**Aim of the exercise**
Copy out the listing again word for word, starting with the line containing "cyan-blob-2 bbox=[340, 416, 400, 428]" and going on through the line containing "colorbar-cell bbox=[523, 554, 541, 574]". Include both of those lines.

========

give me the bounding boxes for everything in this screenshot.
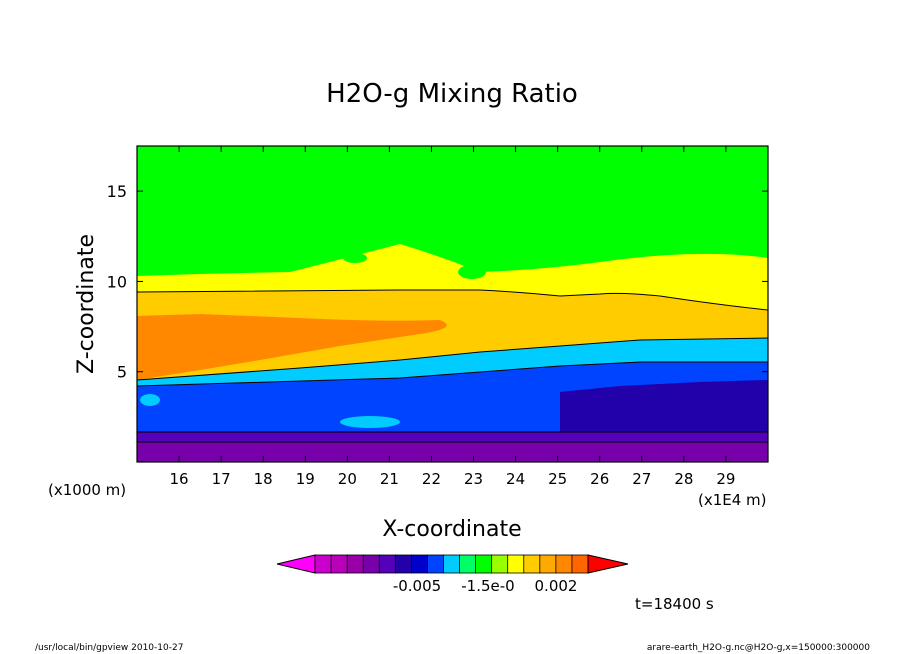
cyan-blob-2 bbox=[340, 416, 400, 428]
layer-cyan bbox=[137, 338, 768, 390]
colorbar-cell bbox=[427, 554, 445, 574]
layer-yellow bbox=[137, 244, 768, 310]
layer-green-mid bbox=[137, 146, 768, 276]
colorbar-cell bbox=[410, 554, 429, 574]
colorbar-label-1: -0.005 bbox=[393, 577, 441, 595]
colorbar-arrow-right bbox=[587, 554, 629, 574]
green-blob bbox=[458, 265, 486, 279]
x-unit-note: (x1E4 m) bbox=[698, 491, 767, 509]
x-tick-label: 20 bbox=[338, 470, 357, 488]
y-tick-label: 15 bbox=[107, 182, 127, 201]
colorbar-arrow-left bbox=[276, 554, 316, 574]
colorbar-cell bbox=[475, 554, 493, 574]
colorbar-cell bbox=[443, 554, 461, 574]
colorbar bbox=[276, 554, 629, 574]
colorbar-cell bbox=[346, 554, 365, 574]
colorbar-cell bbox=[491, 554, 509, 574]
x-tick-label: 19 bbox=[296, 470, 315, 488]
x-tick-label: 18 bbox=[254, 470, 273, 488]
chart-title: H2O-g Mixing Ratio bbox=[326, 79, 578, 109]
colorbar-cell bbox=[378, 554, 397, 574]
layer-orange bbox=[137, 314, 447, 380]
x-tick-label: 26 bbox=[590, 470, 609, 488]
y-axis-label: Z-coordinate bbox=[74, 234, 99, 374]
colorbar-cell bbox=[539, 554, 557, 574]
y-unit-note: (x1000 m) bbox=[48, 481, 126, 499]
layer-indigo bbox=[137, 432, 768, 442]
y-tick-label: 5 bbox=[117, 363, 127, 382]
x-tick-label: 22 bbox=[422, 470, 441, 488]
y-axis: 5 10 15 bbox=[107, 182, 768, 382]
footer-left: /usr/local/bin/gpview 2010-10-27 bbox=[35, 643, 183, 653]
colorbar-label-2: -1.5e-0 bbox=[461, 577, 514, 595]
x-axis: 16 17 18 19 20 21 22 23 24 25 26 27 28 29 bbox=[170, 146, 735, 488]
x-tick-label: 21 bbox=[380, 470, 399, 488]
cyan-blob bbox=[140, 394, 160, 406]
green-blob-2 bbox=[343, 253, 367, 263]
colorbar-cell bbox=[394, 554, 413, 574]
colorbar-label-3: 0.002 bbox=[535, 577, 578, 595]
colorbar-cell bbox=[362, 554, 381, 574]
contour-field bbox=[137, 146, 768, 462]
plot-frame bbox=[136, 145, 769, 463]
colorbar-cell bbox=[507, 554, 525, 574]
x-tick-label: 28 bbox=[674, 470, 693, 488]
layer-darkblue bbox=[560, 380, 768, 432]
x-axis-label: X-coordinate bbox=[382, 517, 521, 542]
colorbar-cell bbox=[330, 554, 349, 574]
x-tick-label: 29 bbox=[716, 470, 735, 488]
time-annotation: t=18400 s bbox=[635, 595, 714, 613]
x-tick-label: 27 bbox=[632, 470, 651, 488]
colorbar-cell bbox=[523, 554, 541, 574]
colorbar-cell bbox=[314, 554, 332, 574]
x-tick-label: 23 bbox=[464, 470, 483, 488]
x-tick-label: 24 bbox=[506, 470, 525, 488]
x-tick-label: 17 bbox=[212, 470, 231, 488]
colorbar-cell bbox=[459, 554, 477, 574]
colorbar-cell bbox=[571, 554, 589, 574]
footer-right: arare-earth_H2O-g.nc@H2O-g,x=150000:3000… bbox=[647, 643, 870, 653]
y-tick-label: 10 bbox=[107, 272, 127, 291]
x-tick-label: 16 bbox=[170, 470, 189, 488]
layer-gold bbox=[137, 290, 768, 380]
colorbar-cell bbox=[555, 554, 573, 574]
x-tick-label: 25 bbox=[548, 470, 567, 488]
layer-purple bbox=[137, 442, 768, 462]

========

**Answer to the problem**
cyan-blob-2 bbox=[340, 416, 400, 428]
layer-cyan bbox=[137, 338, 768, 390]
colorbar-cell bbox=[427, 554, 445, 574]
layer-yellow bbox=[137, 244, 768, 310]
layer-green-mid bbox=[137, 146, 768, 276]
colorbar-cell bbox=[410, 554, 429, 574]
colorbar-label-1: -0.005 bbox=[393, 577, 441, 595]
colorbar-arrow-right bbox=[587, 554, 629, 574]
green-blob bbox=[458, 265, 486, 279]
x-unit-note: (x1E4 m) bbox=[698, 491, 767, 509]
x-tick-label: 20 bbox=[338, 470, 357, 488]
y-tick-label: 15 bbox=[107, 182, 127, 201]
colorbar-arrow-left bbox=[276, 554, 316, 574]
colorbar-cell bbox=[475, 554, 493, 574]
colorbar-cell bbox=[443, 554, 461, 574]
colorbar bbox=[276, 554, 629, 574]
colorbar-cell bbox=[346, 554, 365, 574]
colorbar-cell bbox=[491, 554, 509, 574]
x-tick-label: 19 bbox=[296, 470, 315, 488]
x-tick-label: 18 bbox=[254, 470, 273, 488]
chart-title: H2O-g Mixing Ratio bbox=[326, 79, 578, 109]
colorbar-cell bbox=[378, 554, 397, 574]
layer-orange bbox=[137, 314, 447, 380]
x-tick-label: 26 bbox=[590, 470, 609, 488]
y-axis-label: Z-coordinate bbox=[74, 234, 99, 374]
colorbar-cell bbox=[539, 554, 557, 574]
y-unit-note: (x1000 m) bbox=[48, 481, 126, 499]
layer-indigo bbox=[137, 432, 768, 442]
y-tick-label: 5 bbox=[117, 363, 127, 382]
x-tick-label: 22 bbox=[422, 470, 441, 488]
y-axis: 5 10 15 bbox=[107, 182, 768, 382]
footer-left: /usr/local/bin/gpview 2010-10-27 bbox=[35, 643, 183, 653]
colorbar-label-2: -1.5e-0 bbox=[461, 577, 514, 595]
x-axis: 16 17 18 19 20 21 22 23 24 25 26 27 28 29 bbox=[170, 146, 735, 488]
x-tick-label: 21 bbox=[380, 470, 399, 488]
cyan-blob bbox=[140, 394, 160, 406]
green-blob-2 bbox=[343, 253, 367, 263]
colorbar-cell bbox=[394, 554, 413, 574]
colorbar-label-3: 0.002 bbox=[535, 577, 578, 595]
colorbar-cell bbox=[362, 554, 381, 574]
contour-field bbox=[137, 146, 768, 462]
plot-frame bbox=[136, 145, 769, 463]
colorbar-cell bbox=[507, 554, 525, 574]
x-tick-label: 28 bbox=[674, 470, 693, 488]
layer-darkblue bbox=[560, 380, 768, 432]
x-axis-label: X-coordinate bbox=[382, 517, 521, 542]
colorbar-cell bbox=[330, 554, 349, 574]
x-tick-label: 29 bbox=[716, 470, 735, 488]
time-annotation: t=18400 s bbox=[635, 595, 714, 613]
x-tick-label: 27 bbox=[632, 470, 651, 488]
colorbar-cell bbox=[523, 554, 541, 574]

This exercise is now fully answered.